:: The exercise ::
Copy every line from the data below in which the string "ylabel" can be found.

── Records provided

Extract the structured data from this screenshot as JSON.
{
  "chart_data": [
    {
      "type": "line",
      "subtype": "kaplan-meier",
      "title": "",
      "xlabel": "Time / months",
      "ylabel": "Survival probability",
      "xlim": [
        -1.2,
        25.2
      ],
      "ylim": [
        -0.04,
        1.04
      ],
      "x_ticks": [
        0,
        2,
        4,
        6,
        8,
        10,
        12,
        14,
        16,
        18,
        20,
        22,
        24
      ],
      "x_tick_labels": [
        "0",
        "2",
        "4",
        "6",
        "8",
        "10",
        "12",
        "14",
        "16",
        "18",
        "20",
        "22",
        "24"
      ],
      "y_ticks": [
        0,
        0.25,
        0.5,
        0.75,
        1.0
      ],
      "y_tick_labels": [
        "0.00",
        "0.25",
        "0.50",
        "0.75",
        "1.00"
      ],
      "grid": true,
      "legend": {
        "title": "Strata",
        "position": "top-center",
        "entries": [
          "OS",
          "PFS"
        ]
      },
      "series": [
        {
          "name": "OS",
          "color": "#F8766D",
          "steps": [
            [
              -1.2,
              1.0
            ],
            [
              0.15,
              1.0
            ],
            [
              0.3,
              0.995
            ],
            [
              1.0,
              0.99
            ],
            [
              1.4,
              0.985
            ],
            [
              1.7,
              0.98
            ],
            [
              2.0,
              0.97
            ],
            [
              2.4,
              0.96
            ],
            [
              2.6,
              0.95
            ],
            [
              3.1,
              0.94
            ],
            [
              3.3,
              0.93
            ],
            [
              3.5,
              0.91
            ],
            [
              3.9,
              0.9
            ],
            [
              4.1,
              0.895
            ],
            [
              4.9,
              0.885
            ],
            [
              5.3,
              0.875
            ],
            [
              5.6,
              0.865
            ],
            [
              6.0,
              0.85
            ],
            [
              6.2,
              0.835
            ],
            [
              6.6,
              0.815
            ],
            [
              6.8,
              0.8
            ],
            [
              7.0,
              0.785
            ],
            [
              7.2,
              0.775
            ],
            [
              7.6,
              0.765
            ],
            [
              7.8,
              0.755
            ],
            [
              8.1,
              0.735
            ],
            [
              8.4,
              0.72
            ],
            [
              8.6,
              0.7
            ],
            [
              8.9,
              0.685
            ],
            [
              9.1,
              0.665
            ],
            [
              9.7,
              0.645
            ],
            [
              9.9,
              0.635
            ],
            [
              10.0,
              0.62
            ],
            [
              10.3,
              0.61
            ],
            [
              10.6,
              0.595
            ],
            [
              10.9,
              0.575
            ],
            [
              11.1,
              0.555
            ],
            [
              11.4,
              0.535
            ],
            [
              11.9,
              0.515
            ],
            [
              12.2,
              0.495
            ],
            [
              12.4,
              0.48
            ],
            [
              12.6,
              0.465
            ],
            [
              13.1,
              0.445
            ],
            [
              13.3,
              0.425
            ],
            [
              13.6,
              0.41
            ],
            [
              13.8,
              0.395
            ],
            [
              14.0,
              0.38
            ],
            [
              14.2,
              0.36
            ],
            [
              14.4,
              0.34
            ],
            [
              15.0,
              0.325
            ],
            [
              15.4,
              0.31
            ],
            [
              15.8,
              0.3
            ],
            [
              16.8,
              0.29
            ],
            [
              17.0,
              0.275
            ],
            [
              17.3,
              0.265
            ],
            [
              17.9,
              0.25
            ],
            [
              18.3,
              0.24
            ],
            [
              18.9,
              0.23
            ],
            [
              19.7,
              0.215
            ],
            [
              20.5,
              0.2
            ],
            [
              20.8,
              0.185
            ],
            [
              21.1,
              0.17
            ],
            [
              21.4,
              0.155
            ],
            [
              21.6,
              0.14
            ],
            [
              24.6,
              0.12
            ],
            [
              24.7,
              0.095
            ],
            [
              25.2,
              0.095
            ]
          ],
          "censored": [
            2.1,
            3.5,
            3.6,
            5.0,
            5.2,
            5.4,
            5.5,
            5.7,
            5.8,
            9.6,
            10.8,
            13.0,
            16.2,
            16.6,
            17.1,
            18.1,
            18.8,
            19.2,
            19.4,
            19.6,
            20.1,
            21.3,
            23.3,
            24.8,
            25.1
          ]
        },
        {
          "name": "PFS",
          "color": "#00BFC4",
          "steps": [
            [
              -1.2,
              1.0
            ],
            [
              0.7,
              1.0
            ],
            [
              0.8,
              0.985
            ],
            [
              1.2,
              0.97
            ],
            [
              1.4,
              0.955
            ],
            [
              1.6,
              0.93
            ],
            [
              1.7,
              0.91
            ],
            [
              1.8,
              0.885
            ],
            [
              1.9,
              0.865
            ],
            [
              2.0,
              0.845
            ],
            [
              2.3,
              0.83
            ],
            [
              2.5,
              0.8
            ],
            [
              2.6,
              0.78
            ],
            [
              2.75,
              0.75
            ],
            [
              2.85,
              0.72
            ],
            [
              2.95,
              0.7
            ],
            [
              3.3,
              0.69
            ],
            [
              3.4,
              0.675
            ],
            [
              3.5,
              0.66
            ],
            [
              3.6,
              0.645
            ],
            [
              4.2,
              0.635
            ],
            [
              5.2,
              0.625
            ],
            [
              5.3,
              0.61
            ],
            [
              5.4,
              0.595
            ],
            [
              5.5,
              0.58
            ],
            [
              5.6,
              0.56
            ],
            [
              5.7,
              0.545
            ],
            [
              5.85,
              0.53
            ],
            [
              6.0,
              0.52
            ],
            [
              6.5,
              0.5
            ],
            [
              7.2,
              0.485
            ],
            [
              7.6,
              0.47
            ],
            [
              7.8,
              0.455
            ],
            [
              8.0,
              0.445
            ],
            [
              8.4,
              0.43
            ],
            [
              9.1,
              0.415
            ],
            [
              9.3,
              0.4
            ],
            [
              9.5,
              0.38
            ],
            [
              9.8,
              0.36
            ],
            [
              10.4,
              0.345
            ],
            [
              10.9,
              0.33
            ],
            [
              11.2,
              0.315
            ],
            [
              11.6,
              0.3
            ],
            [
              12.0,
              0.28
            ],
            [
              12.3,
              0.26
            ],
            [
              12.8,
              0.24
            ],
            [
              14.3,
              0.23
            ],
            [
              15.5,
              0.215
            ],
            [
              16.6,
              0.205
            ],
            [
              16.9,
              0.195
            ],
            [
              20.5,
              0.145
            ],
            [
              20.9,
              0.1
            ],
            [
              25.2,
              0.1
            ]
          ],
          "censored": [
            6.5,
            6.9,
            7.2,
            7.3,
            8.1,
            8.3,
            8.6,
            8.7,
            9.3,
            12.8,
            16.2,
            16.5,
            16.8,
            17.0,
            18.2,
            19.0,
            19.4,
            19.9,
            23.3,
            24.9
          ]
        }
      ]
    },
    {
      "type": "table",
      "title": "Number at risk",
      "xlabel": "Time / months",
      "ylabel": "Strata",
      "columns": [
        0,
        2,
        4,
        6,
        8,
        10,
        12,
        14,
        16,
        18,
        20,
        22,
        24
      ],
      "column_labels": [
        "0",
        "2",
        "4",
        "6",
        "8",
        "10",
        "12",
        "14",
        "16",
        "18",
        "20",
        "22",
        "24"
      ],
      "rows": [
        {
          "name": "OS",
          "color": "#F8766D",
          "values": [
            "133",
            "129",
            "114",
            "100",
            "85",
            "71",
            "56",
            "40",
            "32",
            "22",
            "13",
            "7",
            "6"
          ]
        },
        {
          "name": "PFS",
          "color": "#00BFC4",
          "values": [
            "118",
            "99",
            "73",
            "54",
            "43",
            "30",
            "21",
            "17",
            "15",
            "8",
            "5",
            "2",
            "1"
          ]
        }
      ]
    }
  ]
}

────

:: Written response ::
      "ylabel": "Survival probability",
      "ylabel": "Strata",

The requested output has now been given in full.